*Record extracts:*
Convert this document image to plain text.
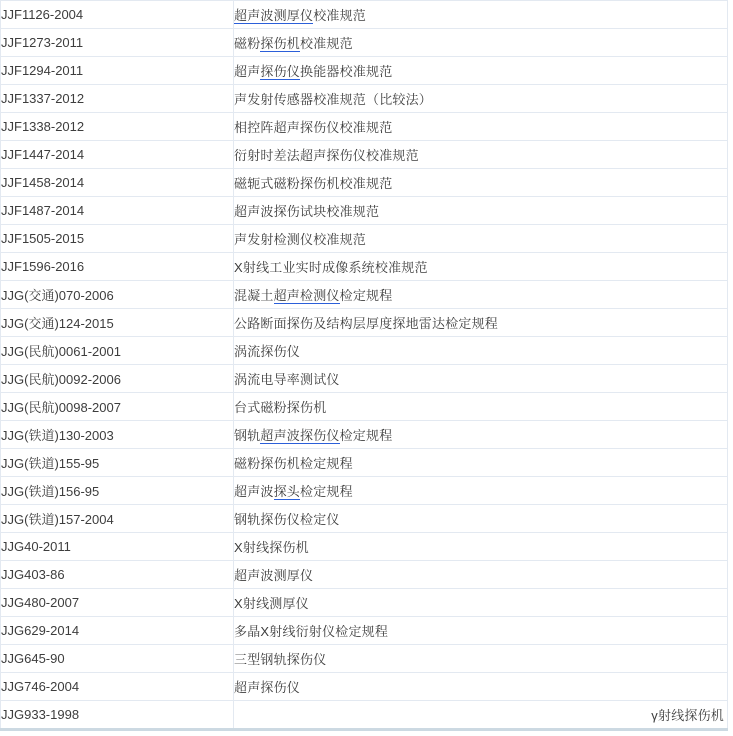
JJF1126-2004	超声波测厚仪校准规范
JJF1273-2011	磁粉探伤机校准规范
JJF1294-2011	超声探伤仪换能器校准规范
JJF1337-2012	声发射传感器校准规范（比较法）
JJF1338-2012	相控阵超声探伤仪校准规范
JJF1447-2014	衍射时差法超声探伤仪校准规范
JJF1458-2014	磁轭式磁粉探伤机校准规范
JJF1487-2014	超声波探伤试块校准规范
JJF1505-2015	声发射检测仪校准规范
JJF1596-2016	X射线工业实时成像系统校准规范
JJG(交通)070-2006	混凝土超声检测仪检定规程
JJG(交通)124-2015	公路断面探伤及结构层厚度探地雷达检定规程
JJG(民航)0061-2001	涡流探伤仪
JJG(民航)0092-2006	涡流电导率测试仪
JJG(民航)0098-2007	台式磁粉探伤机
JJG(铁道)130-2003	钢轨超声波探伤仪检定规程
JJG(铁道)155-95	磁粉探伤机检定规程
JJG(铁道)156-95	超声波探头检定规程
JJG(铁道)157-2004	钢轨探伤仪检定仪
JJG40-2011	X射线探伤机
JJG403-86	超声波测厚仪
JJG480-2007	X射线测厚仪
JJG629-2014	多晶X射线衍射仪检定规程
JJG645-90	三型钢轨探伤仪
JJG746-2004	超声探伤仪
JJG933-1998	γ射线探伤机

*What is being asked:* Repeat each line of the records above exactly, but do not copy the pictures.

*The result:*
Convert this document image to plain text.
JJF1126-2004	超声波测厚仪校准规范
JJF1273-2011	磁粉探伤机校准规范
JJF1294-2011	超声探伤仪换能器校准规范
JJF1337-2012	声发射传感器校准规范（比较法）
JJF1338-2012	相控阵超声探伤仪校准规范
JJF1447-2014	衍射时差法超声探伤仪校准规范
JJF1458-2014	磁轭式磁粉探伤机校准规范
JJF1487-2014	超声波探伤试块校准规范
JJF1505-2015	声发射检测仪校准规范
JJF1596-2016	X射线工业实时成像系统校准规范
JJG(交通)070-2006	混凝土超声检测仪检定规程
JJG(交通)124-2015	公路断面探伤及结构层厚度探地雷达检定规程
JJG(民航)0061-2001	涡流探伤仪
JJG(民航)0092-2006	涡流电导率测试仪
JJG(民航)0098-2007	台式磁粉探伤机
JJG(铁道)130-2003	钢轨超声波探伤仪检定规程
JJG(铁道)155-95	磁粉探伤机检定规程
JJG(铁道)156-95	超声波探头检定规程
JJG(铁道)157-2004	钢轨探伤仪检定仪
JJG40-2011	X射线探伤机
JJG403-86	超声波测厚仪
JJG480-2007	X射线测厚仪
JJG629-2014	多晶X射线衍射仪检定规程
JJG645-90	三型钢轨探伤仪
JJG746-2004	超声探伤仪
JJG933-1998	γ射线探伤机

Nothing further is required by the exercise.